■ Stated exercise ■
From the entries below, please gather each line containing the string "color".

■ Data for this task ■
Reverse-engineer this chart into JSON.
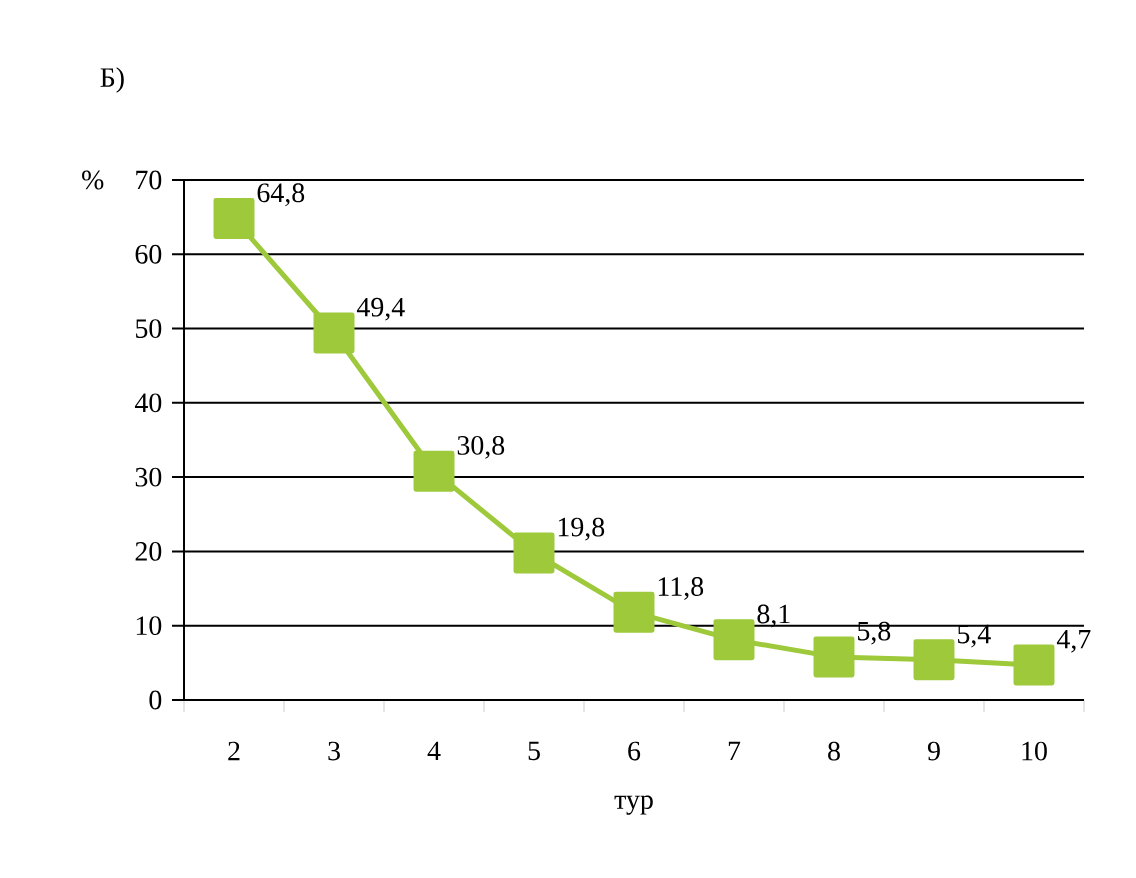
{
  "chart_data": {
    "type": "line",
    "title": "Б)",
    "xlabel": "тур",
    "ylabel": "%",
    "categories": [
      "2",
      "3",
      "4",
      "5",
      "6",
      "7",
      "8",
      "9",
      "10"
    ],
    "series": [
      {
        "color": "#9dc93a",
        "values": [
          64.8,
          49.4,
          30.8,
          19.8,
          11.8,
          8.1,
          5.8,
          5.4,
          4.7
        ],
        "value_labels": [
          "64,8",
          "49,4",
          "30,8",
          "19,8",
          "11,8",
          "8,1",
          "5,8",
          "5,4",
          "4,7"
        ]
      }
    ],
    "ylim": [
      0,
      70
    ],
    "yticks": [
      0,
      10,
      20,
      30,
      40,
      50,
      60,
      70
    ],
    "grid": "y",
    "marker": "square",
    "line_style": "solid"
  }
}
* * *
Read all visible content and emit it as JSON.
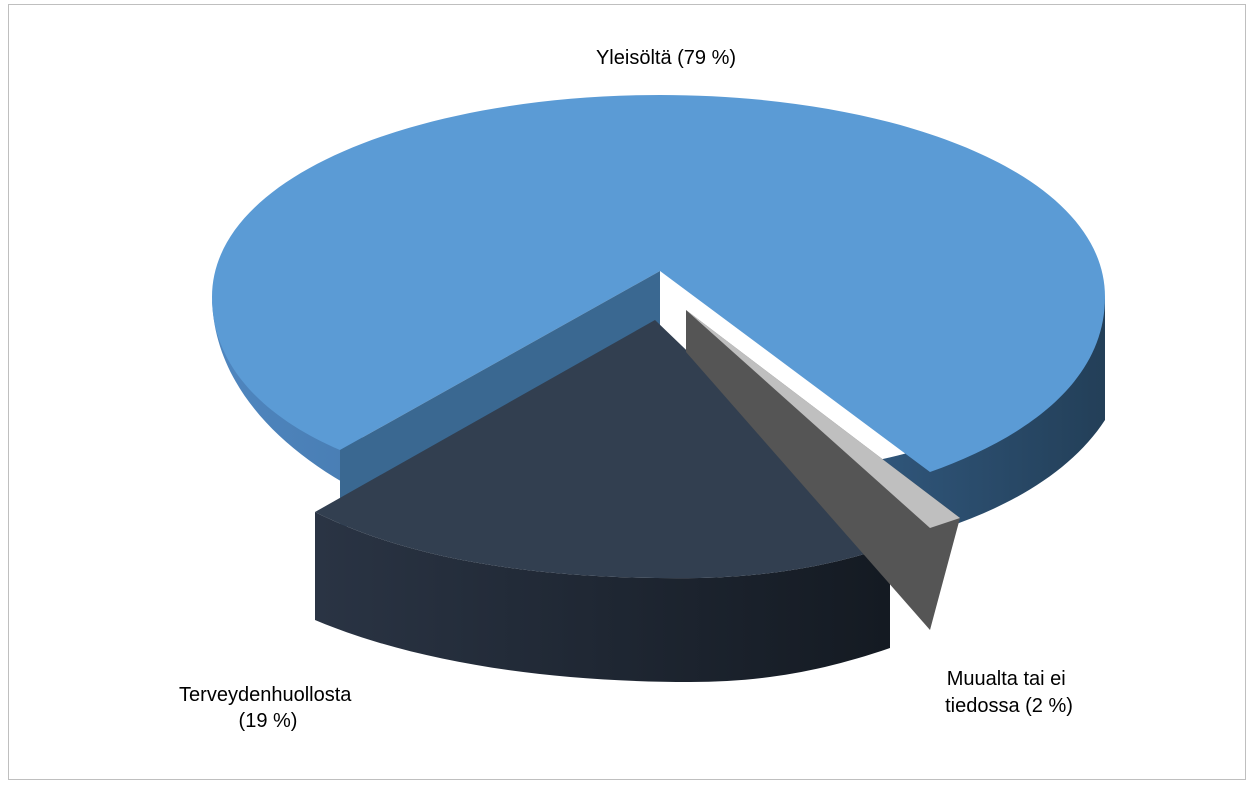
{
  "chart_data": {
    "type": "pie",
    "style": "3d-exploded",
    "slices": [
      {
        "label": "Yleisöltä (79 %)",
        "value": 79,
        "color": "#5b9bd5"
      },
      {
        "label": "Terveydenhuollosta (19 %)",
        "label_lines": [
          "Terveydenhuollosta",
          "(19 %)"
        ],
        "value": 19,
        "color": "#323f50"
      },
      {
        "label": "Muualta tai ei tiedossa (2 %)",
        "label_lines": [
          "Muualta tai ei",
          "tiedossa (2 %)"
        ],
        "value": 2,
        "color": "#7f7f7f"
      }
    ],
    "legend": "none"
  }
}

■ Worked solution ■
        "color": "#9dc93a",
        "color": "#5b9bd5"
        "color": "#323f50"
        "color": "#7f7f7f"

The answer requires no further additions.